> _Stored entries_

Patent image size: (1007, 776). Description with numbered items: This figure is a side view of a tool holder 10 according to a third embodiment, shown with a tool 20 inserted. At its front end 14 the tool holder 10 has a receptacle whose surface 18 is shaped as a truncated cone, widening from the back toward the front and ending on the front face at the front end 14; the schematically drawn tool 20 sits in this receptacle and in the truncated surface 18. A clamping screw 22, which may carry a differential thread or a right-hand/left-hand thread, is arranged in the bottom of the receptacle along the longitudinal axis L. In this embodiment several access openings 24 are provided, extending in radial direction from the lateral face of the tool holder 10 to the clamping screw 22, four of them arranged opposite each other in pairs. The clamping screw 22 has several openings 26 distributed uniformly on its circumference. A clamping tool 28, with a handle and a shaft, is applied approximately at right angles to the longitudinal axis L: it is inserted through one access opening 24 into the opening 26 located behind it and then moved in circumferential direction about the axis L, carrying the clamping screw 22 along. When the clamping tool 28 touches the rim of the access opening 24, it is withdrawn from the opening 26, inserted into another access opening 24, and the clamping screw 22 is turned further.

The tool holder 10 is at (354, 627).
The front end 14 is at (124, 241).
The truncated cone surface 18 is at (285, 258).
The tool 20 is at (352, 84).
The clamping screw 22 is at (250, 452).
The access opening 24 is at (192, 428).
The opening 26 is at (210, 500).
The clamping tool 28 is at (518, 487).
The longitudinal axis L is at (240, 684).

> _GIVEN REQUEST_
Put each line of the records above into a Markdown table with a Row column that numbers them and a Line column that holds the line. Skip blank lines.

> _RESULT_
| Row | Line |
|---|---|
| 1 | Patent image size: (1007, 776). Description with numbered items: This figure is a side view of a tool holder 10 according to a third embodiment, shown with a tool 20 inserted. At its front end 14 the tool holder 10 has a receptacle whose surface 18 is shaped as a truncated cone, widening from the back toward the front and ending on the front face at the front end 14; the schematically drawn tool 20 sits in this receptacle and in the truncated surface 18. A clamping screw 22, which may carry a differential thread or a right-hand/left-hand thread, is arranged in the bottom of the receptacle along the longitudinal axis L. In this embodiment several access openings 24 are provided, extending in radial direction from the lateral face of the tool holder 10 to the clamping screw 22, four of them arranged opposite each other in pairs. The clamping screw 22 has several openings 26 distributed uniformly on its circumference. A clamping tool 28, with a handle and a shaft, is applied approximately at right angles to the longitudinal axis L: it is inserted through one access opening 24 into the opening 26 located behind it and then moved in circumferential direction about the axis L, carrying the clamping screw 22 along. When the clamping tool 28 touches the rim of the access opening 24, it is withdrawn from the opening 26, inserted into another access opening 24, and the clamping screw 22 is turned further. |
| 2 | The tool holder 10 is at (354, 627). |
| 3 | The front end 14 is at (124, 241). |
| 4 | The truncated cone surface 18 is at (285, 258). |
| 5 | The tool 20 is at (352, 84). |
| 6 | The clamping screw 22 is at (250, 452). |
| 7 | The access opening 24 is at (192, 428). |
| 8 | The opening 26 is at (210, 500). |
| 9 | The clamping tool 28 is at (518, 487). |
| 10 | The longitudinal axis L is at (240, 684). |